Problem to solve: Gather, from the data below, each line in which the word "Deutsche" occurs.
— start Extracted material —
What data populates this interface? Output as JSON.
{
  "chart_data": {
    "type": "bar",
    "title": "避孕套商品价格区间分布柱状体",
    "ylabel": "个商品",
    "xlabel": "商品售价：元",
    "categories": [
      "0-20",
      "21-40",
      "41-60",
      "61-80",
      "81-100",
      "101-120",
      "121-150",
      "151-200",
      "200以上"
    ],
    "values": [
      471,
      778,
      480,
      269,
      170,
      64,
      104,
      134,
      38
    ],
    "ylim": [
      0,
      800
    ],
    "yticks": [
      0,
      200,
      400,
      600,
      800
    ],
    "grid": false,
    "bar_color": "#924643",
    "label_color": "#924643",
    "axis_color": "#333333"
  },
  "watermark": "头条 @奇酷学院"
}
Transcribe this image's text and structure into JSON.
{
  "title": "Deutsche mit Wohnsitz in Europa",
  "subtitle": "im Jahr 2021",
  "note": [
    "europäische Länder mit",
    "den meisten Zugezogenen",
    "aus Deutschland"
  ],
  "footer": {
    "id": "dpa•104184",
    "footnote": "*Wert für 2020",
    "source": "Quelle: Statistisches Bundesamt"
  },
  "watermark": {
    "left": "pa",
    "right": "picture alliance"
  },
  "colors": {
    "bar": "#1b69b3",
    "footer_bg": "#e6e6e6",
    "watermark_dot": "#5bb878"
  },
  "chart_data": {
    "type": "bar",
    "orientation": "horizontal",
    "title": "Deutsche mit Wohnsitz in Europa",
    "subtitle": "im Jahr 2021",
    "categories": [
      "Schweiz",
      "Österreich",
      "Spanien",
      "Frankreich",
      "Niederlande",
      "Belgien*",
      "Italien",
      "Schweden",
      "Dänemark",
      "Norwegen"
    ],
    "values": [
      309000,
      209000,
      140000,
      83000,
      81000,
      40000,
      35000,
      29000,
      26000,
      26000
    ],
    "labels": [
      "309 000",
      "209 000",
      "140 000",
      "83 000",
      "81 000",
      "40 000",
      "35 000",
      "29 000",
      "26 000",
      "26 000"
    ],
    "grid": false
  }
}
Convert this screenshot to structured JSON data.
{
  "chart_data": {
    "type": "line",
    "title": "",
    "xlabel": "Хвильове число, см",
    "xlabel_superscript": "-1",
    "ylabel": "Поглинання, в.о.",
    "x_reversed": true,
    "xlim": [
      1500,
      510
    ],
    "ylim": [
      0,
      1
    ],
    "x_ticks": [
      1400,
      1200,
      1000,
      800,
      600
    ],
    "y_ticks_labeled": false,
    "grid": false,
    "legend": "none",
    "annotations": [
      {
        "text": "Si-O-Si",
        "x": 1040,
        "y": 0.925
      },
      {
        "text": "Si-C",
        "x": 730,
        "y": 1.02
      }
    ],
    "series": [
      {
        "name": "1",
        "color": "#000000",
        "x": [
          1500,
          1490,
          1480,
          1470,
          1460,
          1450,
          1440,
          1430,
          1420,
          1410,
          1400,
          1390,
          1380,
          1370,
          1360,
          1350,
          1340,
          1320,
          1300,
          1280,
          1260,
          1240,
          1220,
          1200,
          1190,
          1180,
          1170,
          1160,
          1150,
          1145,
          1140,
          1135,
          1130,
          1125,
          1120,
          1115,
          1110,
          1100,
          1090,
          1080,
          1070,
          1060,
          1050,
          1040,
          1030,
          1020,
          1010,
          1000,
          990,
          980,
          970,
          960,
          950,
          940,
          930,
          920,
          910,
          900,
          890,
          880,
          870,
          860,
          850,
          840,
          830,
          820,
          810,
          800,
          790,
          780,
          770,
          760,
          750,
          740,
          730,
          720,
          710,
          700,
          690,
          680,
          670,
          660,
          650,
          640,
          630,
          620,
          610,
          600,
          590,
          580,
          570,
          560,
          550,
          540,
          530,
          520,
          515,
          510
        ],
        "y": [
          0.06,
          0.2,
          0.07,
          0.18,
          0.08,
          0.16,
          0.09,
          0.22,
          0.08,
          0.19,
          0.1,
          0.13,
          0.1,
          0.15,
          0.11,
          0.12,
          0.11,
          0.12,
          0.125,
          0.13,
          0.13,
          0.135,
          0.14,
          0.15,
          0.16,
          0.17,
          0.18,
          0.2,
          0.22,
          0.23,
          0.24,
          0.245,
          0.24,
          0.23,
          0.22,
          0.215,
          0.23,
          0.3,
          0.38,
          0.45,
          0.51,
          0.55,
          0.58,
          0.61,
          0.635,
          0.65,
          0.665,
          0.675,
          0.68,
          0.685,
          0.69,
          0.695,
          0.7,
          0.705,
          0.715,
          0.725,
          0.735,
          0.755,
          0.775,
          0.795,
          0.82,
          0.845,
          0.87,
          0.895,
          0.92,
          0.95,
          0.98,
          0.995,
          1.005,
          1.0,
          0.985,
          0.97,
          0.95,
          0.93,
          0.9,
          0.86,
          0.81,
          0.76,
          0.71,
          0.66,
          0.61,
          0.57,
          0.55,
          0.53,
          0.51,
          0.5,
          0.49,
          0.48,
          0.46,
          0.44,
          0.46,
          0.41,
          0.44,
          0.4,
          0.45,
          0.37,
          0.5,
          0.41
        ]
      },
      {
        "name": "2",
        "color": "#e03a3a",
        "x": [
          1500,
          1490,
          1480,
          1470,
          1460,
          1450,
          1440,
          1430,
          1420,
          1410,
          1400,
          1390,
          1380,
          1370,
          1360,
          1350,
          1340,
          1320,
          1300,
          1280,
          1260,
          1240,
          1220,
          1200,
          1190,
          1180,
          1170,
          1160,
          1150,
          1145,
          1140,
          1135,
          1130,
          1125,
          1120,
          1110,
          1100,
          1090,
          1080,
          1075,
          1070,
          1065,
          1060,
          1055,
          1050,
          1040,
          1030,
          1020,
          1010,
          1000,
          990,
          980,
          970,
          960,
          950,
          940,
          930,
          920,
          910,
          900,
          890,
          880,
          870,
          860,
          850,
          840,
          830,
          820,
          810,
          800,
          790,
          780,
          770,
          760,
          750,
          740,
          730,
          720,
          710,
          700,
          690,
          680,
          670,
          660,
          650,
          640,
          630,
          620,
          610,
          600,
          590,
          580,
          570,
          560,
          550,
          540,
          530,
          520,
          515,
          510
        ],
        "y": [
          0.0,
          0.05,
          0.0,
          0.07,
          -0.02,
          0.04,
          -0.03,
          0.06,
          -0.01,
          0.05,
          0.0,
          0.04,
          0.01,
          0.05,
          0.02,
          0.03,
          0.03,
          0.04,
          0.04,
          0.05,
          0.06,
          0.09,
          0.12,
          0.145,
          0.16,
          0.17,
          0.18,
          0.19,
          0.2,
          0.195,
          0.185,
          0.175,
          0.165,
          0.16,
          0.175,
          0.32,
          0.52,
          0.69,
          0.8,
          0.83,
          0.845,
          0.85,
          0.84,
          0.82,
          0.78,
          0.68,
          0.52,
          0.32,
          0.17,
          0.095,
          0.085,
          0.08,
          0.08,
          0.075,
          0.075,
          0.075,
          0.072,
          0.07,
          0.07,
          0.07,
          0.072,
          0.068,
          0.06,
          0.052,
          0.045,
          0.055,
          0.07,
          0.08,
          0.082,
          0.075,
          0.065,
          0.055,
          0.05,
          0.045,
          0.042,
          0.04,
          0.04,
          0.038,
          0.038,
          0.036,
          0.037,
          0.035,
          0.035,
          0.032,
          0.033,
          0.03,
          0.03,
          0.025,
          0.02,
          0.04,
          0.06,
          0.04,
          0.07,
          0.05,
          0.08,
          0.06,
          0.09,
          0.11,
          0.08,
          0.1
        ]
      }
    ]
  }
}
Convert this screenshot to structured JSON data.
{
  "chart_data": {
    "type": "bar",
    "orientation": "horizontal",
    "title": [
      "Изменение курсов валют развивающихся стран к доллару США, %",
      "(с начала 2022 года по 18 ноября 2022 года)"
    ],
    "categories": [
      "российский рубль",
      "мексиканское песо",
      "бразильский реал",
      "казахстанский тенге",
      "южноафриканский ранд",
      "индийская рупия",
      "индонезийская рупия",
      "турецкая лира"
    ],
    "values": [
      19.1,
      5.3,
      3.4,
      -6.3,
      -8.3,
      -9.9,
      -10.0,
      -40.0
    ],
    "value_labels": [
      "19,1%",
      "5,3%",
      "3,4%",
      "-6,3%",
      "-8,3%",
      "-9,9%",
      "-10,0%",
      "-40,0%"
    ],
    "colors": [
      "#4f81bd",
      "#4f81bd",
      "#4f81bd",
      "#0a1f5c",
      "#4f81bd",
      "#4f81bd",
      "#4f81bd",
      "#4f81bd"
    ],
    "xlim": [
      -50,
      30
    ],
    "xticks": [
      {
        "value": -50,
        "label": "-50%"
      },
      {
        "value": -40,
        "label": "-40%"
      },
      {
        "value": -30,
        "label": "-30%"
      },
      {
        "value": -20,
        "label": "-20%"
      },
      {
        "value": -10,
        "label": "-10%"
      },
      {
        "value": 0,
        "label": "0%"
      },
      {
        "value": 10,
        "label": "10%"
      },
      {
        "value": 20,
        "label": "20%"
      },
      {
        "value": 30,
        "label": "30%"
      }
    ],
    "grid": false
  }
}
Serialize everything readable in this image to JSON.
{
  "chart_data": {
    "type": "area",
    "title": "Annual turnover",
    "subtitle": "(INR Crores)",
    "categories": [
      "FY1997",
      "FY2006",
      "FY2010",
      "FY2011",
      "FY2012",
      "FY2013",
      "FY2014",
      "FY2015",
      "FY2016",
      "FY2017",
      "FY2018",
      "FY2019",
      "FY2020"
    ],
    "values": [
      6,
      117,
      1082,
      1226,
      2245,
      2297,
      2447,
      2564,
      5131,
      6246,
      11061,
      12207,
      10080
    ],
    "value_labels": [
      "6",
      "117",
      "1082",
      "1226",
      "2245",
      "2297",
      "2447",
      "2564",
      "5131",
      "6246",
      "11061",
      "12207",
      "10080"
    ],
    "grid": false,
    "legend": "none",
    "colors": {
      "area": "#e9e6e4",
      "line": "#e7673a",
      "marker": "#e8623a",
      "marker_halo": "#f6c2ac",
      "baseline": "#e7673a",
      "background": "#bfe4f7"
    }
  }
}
— end Extracted material —
Output of the task:
  "title": "Deutsche mit Wohnsitz in Europa",
    "title": "Deutsche mit Wohnsitz in Europa",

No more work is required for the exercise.